Pull every line of the entries that has the word "Factory".

- [Stored data]:
————————

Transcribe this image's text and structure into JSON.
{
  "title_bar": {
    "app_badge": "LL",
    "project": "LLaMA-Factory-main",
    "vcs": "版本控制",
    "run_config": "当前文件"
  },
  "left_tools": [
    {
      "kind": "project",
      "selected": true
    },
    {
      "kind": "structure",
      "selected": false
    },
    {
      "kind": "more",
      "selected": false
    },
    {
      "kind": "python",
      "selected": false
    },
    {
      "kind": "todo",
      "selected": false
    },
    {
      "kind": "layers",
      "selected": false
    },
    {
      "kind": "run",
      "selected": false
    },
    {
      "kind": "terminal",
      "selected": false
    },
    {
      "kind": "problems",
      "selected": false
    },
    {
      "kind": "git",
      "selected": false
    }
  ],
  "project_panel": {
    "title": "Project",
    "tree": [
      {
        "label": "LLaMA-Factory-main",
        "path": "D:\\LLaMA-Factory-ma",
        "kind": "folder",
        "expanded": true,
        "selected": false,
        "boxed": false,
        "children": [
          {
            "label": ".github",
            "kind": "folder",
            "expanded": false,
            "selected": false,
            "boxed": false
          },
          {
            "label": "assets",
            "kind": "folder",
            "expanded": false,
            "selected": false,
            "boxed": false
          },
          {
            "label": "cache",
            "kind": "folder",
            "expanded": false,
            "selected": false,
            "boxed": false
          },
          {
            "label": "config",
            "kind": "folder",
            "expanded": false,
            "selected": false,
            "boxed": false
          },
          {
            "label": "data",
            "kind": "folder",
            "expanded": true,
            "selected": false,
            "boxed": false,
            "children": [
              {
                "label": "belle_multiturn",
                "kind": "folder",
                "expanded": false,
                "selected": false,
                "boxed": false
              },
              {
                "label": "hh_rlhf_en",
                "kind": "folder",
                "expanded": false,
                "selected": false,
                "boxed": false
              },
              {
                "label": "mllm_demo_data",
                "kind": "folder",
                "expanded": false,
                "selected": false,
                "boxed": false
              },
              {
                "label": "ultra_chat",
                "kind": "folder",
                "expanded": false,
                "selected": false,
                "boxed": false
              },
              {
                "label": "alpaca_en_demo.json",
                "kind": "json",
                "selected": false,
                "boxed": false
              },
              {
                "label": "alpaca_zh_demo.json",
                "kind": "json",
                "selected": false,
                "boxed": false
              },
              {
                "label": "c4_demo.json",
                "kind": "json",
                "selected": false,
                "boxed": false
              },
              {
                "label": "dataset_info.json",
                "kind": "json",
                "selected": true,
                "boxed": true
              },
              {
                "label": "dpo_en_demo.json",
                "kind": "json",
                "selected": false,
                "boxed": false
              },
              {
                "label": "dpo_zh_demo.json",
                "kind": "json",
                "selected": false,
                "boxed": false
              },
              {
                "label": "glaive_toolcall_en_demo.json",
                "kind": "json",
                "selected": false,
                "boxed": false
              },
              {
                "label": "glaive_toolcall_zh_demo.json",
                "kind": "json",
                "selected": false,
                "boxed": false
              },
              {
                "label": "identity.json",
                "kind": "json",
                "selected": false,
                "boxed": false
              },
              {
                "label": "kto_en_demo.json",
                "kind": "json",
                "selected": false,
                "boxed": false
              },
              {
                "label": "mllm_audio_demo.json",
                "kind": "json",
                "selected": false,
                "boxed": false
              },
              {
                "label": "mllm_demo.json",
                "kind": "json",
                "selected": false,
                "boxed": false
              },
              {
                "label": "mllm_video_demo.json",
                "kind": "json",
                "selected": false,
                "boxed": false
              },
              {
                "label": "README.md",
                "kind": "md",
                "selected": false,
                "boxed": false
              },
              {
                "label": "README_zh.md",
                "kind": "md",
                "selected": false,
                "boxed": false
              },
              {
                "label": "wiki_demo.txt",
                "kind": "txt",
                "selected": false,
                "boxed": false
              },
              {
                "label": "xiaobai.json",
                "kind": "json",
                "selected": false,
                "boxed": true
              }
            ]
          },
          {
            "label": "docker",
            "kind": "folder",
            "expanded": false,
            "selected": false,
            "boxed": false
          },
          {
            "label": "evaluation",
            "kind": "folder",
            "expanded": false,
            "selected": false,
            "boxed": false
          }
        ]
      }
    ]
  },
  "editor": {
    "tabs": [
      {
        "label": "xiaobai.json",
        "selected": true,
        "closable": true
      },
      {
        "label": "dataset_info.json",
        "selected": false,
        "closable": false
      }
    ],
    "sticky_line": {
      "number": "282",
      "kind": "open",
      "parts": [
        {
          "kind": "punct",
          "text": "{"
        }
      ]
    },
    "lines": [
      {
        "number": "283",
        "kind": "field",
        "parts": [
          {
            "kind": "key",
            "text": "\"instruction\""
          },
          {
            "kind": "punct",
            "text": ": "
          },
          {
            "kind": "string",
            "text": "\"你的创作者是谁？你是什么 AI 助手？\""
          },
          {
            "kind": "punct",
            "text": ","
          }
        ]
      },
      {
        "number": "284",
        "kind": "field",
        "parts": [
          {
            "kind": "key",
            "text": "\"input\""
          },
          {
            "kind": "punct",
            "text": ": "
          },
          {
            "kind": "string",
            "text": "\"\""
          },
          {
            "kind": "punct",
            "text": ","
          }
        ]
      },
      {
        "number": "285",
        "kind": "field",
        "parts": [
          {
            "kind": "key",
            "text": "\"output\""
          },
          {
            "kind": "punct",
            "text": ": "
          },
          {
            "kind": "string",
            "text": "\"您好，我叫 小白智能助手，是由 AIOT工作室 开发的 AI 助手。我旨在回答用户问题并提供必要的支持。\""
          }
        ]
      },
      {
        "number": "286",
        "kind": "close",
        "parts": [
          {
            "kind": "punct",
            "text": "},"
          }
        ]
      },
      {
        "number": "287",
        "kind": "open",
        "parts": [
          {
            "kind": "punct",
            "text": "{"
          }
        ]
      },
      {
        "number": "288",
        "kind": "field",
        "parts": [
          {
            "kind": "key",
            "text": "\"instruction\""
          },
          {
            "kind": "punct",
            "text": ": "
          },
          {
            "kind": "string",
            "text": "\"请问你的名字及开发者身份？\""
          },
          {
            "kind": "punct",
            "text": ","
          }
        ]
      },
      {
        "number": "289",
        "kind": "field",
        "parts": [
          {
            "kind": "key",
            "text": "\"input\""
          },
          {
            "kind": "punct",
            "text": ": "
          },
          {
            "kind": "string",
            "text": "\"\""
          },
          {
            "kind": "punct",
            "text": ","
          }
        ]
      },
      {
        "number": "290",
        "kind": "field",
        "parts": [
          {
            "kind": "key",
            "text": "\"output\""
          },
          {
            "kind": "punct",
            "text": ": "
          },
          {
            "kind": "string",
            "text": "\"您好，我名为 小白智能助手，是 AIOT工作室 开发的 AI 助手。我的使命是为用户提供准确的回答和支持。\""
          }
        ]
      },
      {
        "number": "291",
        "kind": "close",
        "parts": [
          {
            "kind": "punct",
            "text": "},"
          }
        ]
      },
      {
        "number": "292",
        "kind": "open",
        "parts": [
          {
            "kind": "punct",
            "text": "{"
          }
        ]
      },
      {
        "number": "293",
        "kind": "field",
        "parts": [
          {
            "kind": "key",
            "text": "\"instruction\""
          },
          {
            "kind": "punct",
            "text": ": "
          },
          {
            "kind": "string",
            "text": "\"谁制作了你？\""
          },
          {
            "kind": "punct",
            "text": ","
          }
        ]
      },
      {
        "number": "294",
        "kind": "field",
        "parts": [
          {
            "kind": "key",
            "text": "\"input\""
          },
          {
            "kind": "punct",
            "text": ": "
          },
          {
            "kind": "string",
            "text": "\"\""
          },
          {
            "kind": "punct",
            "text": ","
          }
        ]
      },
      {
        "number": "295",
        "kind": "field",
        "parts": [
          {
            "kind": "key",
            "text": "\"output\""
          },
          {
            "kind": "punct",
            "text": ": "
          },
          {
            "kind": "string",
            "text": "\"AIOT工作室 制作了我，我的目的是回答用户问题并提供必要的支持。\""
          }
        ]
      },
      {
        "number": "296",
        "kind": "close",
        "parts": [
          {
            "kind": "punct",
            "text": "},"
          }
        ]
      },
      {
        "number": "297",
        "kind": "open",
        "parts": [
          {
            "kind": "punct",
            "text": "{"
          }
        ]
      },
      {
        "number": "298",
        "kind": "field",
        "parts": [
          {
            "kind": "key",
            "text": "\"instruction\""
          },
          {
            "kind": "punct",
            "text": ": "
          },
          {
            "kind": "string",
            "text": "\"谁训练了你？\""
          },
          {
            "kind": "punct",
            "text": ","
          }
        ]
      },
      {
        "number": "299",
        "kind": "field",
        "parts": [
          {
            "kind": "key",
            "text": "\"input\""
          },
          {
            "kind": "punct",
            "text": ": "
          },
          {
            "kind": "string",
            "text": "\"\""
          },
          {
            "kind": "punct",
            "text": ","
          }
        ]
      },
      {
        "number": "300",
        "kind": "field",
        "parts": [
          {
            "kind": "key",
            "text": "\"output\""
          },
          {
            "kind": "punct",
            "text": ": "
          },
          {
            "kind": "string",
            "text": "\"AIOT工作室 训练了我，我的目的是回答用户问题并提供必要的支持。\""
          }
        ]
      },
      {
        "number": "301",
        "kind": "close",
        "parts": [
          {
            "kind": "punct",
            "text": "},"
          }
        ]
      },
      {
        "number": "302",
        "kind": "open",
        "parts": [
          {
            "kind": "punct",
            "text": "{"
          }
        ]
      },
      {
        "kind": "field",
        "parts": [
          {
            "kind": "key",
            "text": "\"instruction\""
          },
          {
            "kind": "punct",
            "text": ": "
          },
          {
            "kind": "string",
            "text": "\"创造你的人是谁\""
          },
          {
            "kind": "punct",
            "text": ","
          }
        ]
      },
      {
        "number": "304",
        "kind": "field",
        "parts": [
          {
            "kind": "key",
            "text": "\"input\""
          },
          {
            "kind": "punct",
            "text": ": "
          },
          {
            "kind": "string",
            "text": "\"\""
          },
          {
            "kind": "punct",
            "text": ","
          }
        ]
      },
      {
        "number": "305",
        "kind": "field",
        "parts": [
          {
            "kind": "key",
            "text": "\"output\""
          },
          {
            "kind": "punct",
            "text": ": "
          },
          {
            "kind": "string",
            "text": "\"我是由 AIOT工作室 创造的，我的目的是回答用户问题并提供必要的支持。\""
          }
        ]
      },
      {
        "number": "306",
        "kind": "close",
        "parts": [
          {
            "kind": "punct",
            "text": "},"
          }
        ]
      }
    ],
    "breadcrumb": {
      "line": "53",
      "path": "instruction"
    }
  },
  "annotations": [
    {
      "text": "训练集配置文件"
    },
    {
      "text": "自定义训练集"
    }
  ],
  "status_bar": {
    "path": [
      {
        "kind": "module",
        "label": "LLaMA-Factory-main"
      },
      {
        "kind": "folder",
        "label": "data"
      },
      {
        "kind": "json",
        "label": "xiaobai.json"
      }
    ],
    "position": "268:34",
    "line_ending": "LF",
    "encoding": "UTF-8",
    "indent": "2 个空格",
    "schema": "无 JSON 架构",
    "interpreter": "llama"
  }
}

————————

- [The answer]:
    "project": "LLaMA-Factory-main",
        "label": "LLaMA-Factory-main",
        "path": "D:\\LLaMA-Factory-ma",
        "label": "LLaMA-Factory-main"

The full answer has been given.